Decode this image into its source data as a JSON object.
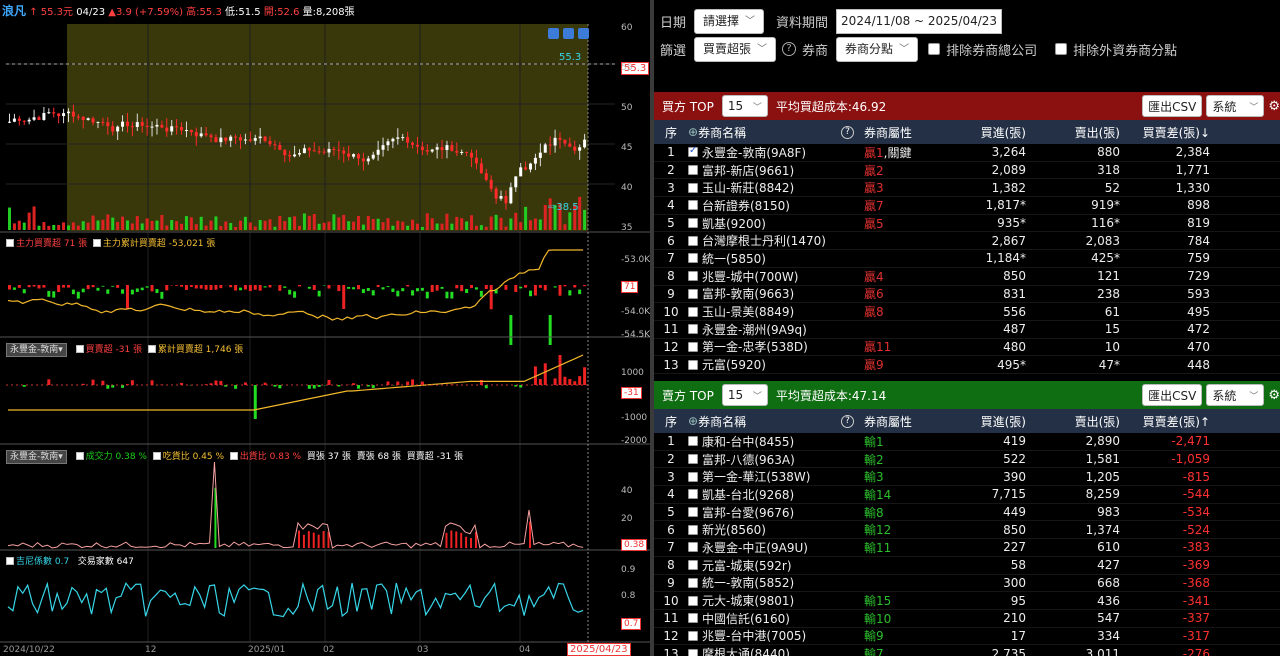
{
  "chart_header": {
    "name": "浪凡",
    "arrow": "↑",
    "price": "55.3元",
    "date": "04/23",
    "change": "▲3.9 (+7.59%)",
    "high": "高:55.3",
    "low": "低:51.5",
    "open": "開:52.6",
    "volume": "量:8,208張"
  },
  "price_axis": [
    "60",
    "55",
    "50",
    "45",
    "40",
    "35"
  ],
  "price_tags": {
    "last": "55.3",
    "high_mark": "55.3",
    "low_mark": "38.5"
  },
  "pane2": {
    "item1": "主力買賣超 71 張",
    "item2": "主力累計買賣超 -53,021 張",
    "axis": [
      "-53.0K",
      "-54.0K",
      "-54.5K"
    ],
    "tag": "71"
  },
  "pane3": {
    "select": "永豐金-敦南",
    "item1": "買賣超 -31 張",
    "item2": "累計買賣超 1,746 張",
    "axis": [
      "1000",
      "-1000",
      "-2000"
    ],
    "tag": "-31"
  },
  "pane4": {
    "select": "永豐金-敦南",
    "item1": "成交力 0.38 %",
    "item2": "吃貨比 0.45 %",
    "item3": "出貨比 0.83 %",
    "buy": "買張 37 張",
    "sell": "賣張 68 張",
    "net": "買賣超 -31 張",
    "axis": [
      "40",
      "20",
      "0"
    ],
    "tag": "0.38"
  },
  "pane5": {
    "item1": "吉尼係數 0.7",
    "item2": "交易家數 647",
    "axis": [
      "0.9",
      "0.8",
      "0.7"
    ],
    "tag": "0.7"
  },
  "x_axis": [
    "2024/10/22",
    "12",
    "2025/01",
    "02",
    "03",
    "04"
  ],
  "x_cursor": "2025/04/23",
  "filters": {
    "date_label": "日期",
    "date_select": "請選擇",
    "period_label": "資料期間",
    "period_value": "2024/11/08 ~ 2025/04/23",
    "filter_label": "篩選",
    "filter_select": "買賣超張",
    "broker_label": "券商",
    "broker_select": "券商分點",
    "excl1": "排除券商總公司",
    "excl2": "排除外資券商分點"
  },
  "buy_panel": {
    "title": "買方 TOP",
    "count": "15",
    "avg": "平均買超成本:46.92",
    "export": "匯出CSV",
    "system": "系統",
    "color": "#8b1010",
    "columns": [
      "序",
      "券商名稱",
      "券商屬性",
      "買進(張)",
      "賣出(張)",
      "買賣差(張)↓"
    ],
    "rows": [
      {
        "no": "1",
        "name": "永豐金-敦南(9A8F)",
        "attr": "贏1",
        "attr2": ",關鍵",
        "buy": "3,264",
        "sell": "880",
        "diff": "2,384",
        "checked": true
      },
      {
        "no": "2",
        "name": "富邦-新店(9661)",
        "attr": "贏2",
        "attr2": "",
        "buy": "2,089",
        "sell": "318",
        "diff": "1,771"
      },
      {
        "no": "3",
        "name": "玉山-新莊(8842)",
        "attr": "贏3",
        "attr2": "",
        "buy": "1,382",
        "sell": "52",
        "diff": "1,330"
      },
      {
        "no": "4",
        "name": "台新證券(8150)",
        "attr": "贏7",
        "attr2": "",
        "buy": "1,817*",
        "sell": "919*",
        "diff": "898"
      },
      {
        "no": "5",
        "name": "凱基(9200)",
        "attr": "贏5",
        "attr2": "",
        "buy": "935*",
        "sell": "116*",
        "diff": "819"
      },
      {
        "no": "6",
        "name": "台灣摩根士丹利(1470)",
        "attr": "",
        "attr2": "",
        "buy": "2,867",
        "sell": "2,083",
        "diff": "784"
      },
      {
        "no": "7",
        "name": "統一(5850)",
        "attr": "",
        "attr2": "",
        "buy": "1,184*",
        "sell": "425*",
        "diff": "759"
      },
      {
        "no": "8",
        "name": "兆豐-城中(700W)",
        "attr": "贏4",
        "attr2": "",
        "buy": "850",
        "sell": "121",
        "diff": "729"
      },
      {
        "no": "9",
        "name": "富邦-敦南(9663)",
        "attr": "贏6",
        "attr2": "",
        "buy": "831",
        "sell": "238",
        "diff": "593"
      },
      {
        "no": "10",
        "name": "玉山-景美(8849)",
        "attr": "贏8",
        "attr2": "",
        "buy": "556",
        "sell": "61",
        "diff": "495"
      },
      {
        "no": "11",
        "name": "永豐金-潮州(9A9q)",
        "attr": "",
        "attr2": "",
        "buy": "487",
        "sell": "15",
        "diff": "472"
      },
      {
        "no": "12",
        "name": "第一金-忠孝(538D)",
        "attr": "贏11",
        "attr2": "",
        "buy": "480",
        "sell": "10",
        "diff": "470"
      },
      {
        "no": "13",
        "name": "元富(5920)",
        "attr": "贏9",
        "attr2": "",
        "buy": "495*",
        "sell": "47*",
        "diff": "448"
      }
    ]
  },
  "sell_panel": {
    "title": "賣方 TOP",
    "count": "15",
    "avg": "平均賣超成本:47.14",
    "export": "匯出CSV",
    "system": "系統",
    "color": "#0f6d12",
    "columns": [
      "序",
      "券商名稱",
      "券商屬性",
      "買進(張)",
      "賣出(張)",
      "買賣差(張)↑"
    ],
    "rows": [
      {
        "no": "1",
        "name": "康和-台中(8455)",
        "attr": "輸1",
        "buy": "419",
        "sell": "2,890",
        "diff": "-2,471"
      },
      {
        "no": "2",
        "name": "富邦-八德(963A)",
        "attr": "輸2",
        "buy": "522",
        "sell": "1,581",
        "diff": "-1,059"
      },
      {
        "no": "3",
        "name": "第一金-華江(538W)",
        "attr": "輸3",
        "buy": "390",
        "sell": "1,205",
        "diff": "-815"
      },
      {
        "no": "4",
        "name": "凱基-台北(9268)",
        "attr": "輸14",
        "buy": "7,715",
        "sell": "8,259",
        "diff": "-544"
      },
      {
        "no": "5",
        "name": "富邦-台愛(9676)",
        "attr": "輸8",
        "buy": "449",
        "sell": "983",
        "diff": "-534"
      },
      {
        "no": "6",
        "name": "新光(8560)",
        "attr": "輸12",
        "buy": "850",
        "sell": "1,374",
        "diff": "-524"
      },
      {
        "no": "7",
        "name": "永豐金-中正(9A9U)",
        "attr": "輸11",
        "buy": "227",
        "sell": "610",
        "diff": "-383"
      },
      {
        "no": "8",
        "name": "元富-城東(592r)",
        "attr": "",
        "buy": "58",
        "sell": "427",
        "diff": "-369"
      },
      {
        "no": "9",
        "name": "統一-敦南(5852)",
        "attr": "",
        "buy": "300",
        "sell": "668",
        "diff": "-368"
      },
      {
        "no": "10",
        "name": "元大-城東(9801)",
        "attr": "輸15",
        "buy": "95",
        "sell": "436",
        "diff": "-341"
      },
      {
        "no": "11",
        "name": "中國信託(6160)",
        "attr": "輸10",
        "buy": "210",
        "sell": "547",
        "diff": "-337"
      },
      {
        "no": "12",
        "name": "兆豐-台中港(7005)",
        "attr": "輸9",
        "buy": "17",
        "sell": "334",
        "diff": "-317"
      },
      {
        "no": "13",
        "name": "摩根大通(8440)",
        "attr": "輸7",
        "buy": "2,735",
        "sell": "3,011",
        "diff": "-276"
      }
    ]
  }
}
-----
▶ **Set exercise**
All entries are to be retyped exactly. Omit any embedded images.

▶ **The reply**
Decode this image into its source data as a JSON object.
{
  "chart_header": {
    "name": "浪凡",
    "arrow": "↑",
    "price": "55.3元",
    "date": "04/23",
    "change": "▲3.9 (+7.59%)",
    "high": "高:55.3",
    "low": "低:51.5",
    "open": "開:52.6",
    "volume": "量:8,208張"
  },
  "price_axis": [
    "60",
    "55",
    "50",
    "45",
    "40",
    "35"
  ],
  "price_tags": {
    "last": "55.3",
    "high_mark": "55.3",
    "low_mark": "38.5"
  },
  "pane2": {
    "item1": "主力買賣超 71 張",
    "item2": "主力累計買賣超 -53,021 張",
    "axis": [
      "-53.0K",
      "-54.0K",
      "-54.5K"
    ],
    "tag": "71"
  },
  "pane3": {
    "select": "永豐金-敦南",
    "item1": "買賣超 -31 張",
    "item2": "累計買賣超 1,746 張",
    "axis": [
      "1000",
      "-1000",
      "-2000"
    ],
    "tag": "-31"
  },
  "pane4": {
    "select": "永豐金-敦南",
    "item1": "成交力 0.38 %",
    "item2": "吃貨比 0.45 %",
    "item3": "出貨比 0.83 %",
    "buy": "買張 37 張",
    "sell": "賣張 68 張",
    "net": "買賣超 -31 張",
    "axis": [
      "40",
      "20",
      "0"
    ],
    "tag": "0.38"
  },
  "pane5": {
    "item1": "吉尼係數 0.7",
    "item2": "交易家數 647",
    "axis": [
      "0.9",
      "0.8",
      "0.7"
    ],
    "tag": "0.7"
  },
  "x_axis": [
    "2024/10/22",
    "12",
    "2025/01",
    "02",
    "03",
    "04"
  ],
  "x_cursor": "2025/04/23",
  "filters": {
    "date_label": "日期",
    "date_select": "請選擇",
    "period_label": "資料期間",
    "period_value": "2024/11/08 ~ 2025/04/23",
    "filter_label": "篩選",
    "filter_select": "買賣超張",
    "broker_label": "券商",
    "broker_select": "券商分點",
    "excl1": "排除券商總公司",
    "excl2": "排除外資券商分點"
  },
  "buy_panel": {
    "title": "買方 TOP",
    "count": "15",
    "avg": "平均買超成本:46.92",
    "export": "匯出CSV",
    "system": "系統",
    "color": "#8b1010",
    "columns": [
      "序",
      "券商名稱",
      "券商屬性",
      "買進(張)",
      "賣出(張)",
      "買賣差(張)↓"
    ],
    "rows": [
      {
        "no": "1",
        "name": "永豐金-敦南(9A8F)",
        "attr": "贏1",
        "attr2": ",關鍵",
        "buy": "3,264",
        "sell": "880",
        "diff": "2,384",
        "checked": true
      },
      {
        "no": "2",
        "name": "富邦-新店(9661)",
        "attr": "贏2",
        "attr2": "",
        "buy": "2,089",
        "sell": "318",
        "diff": "1,771"
      },
      {
        "no": "3",
        "name": "玉山-新莊(8842)",
        "attr": "贏3",
        "attr2": "",
        "buy": "1,382",
        "sell": "52",
        "diff": "1,330"
      },
      {
        "no": "4",
        "name": "台新證券(8150)",
        "attr": "贏7",
        "attr2": "",
        "buy": "1,817*",
        "sell": "919*",
        "diff": "898"
      },
      {
        "no": "5",
        "name": "凱基(9200)",
        "attr": "贏5",
        "attr2": "",
        "buy": "935*",
        "sell": "116*",
        "diff": "819"
      },
      {
        "no": "6",
        "name": "台灣摩根士丹利(1470)",
        "attr": "",
        "attr2": "",
        "buy": "2,867",
        "sell": "2,083",
        "diff": "784"
      },
      {
        "no": "7",
        "name": "統一(5850)",
        "attr": "",
        "attr2": "",
        "buy": "1,184*",
        "sell": "425*",
        "diff": "759"
      },
      {
        "no": "8",
        "name": "兆豐-城中(700W)",
        "attr": "贏4",
        "attr2": "",
        "buy": "850",
        "sell": "121",
        "diff": "729"
      },
      {
        "no": "9",
        "name": "富邦-敦南(9663)",
        "attr": "贏6",
        "attr2": "",
        "buy": "831",
        "sell": "238",
        "diff": "593"
      },
      {
        "no": "10",
        "name": "玉山-景美(8849)",
        "attr": "贏8",
        "attr2": "",
        "buy": "556",
        "sell": "61",
        "diff": "495"
      },
      {
        "no": "11",
        "name": "永豐金-潮州(9A9q)",
        "attr": "",
        "attr2": "",
        "buy": "487",
        "sell": "15",
        "diff": "472"
      },
      {
        "no": "12",
        "name": "第一金-忠孝(538D)",
        "attr": "贏11",
        "attr2": "",
        "buy": "480",
        "sell": "10",
        "diff": "470"
      },
      {
        "no": "13",
        "name": "元富(5920)",
        "attr": "贏9",
        "attr2": "",
        "buy": "495*",
        "sell": "47*",
        "diff": "448"
      }
    ]
  },
  "sell_panel": {
    "title": "賣方 TOP",
    "count": "15",
    "avg": "平均賣超成本:47.14",
    "export": "匯出CSV",
    "system": "系統",
    "color": "#0f6d12",
    "columns": [
      "序",
      "券商名稱",
      "券商屬性",
      "買進(張)",
      "賣出(張)",
      "買賣差(張)↑"
    ],
    "rows": [
      {
        "no": "1",
        "name": "康和-台中(8455)",
        "attr": "輸1",
        "buy": "419",
        "sell": "2,890",
        "diff": "-2,471"
      },
      {
        "no": "2",
        "name": "富邦-八德(963A)",
        "attr": "輸2",
        "buy": "522",
        "sell": "1,581",
        "diff": "-1,059"
      },
      {
        "no": "3",
        "name": "第一金-華江(538W)",
        "attr": "輸3",
        "buy": "390",
        "sell": "1,205",
        "diff": "-815"
      },
      {
        "no": "4",
        "name": "凱基-台北(9268)",
        "attr": "輸14",
        "buy": "7,715",
        "sell": "8,259",
        "diff": "-544"
      },
      {
        "no": "5",
        "name": "富邦-台愛(9676)",
        "attr": "輸8",
        "buy": "449",
        "sell": "983",
        "diff": "-534"
      },
      {
        "no": "6",
        "name": "新光(8560)",
        "attr": "輸12",
        "buy": "850",
        "sell": "1,374",
        "diff": "-524"
      },
      {
        "no": "7",
        "name": "永豐金-中正(9A9U)",
        "attr": "輸11",
        "buy": "227",
        "sell": "610",
        "diff": "-383"
      },
      {
        "no": "8",
        "name": "元富-城東(592r)",
        "attr": "",
        "buy": "58",
        "sell": "427",
        "diff": "-369"
      },
      {
        "no": "9",
        "name": "統一-敦南(5852)",
        "attr": "",
        "buy": "300",
        "sell": "668",
        "diff": "-368"
      },
      {
        "no": "10",
        "name": "元大-城東(9801)",
        "attr": "輸15",
        "buy": "95",
        "sell": "436",
        "diff": "-341"
      },
      {
        "no": "11",
        "name": "中國信託(6160)",
        "attr": "輸10",
        "buy": "210",
        "sell": "547",
        "diff": "-337"
      },
      {
        "no": "12",
        "name": "兆豐-台中港(7005)",
        "attr": "輸9",
        "buy": "17",
        "sell": "334",
        "diff": "-317"
      },
      {
        "no": "13",
        "name": "摩根大通(8440)",
        "attr": "輸7",
        "buy": "2,735",
        "sell": "3,011",
        "diff": "-276"
      }
    ]
  }
}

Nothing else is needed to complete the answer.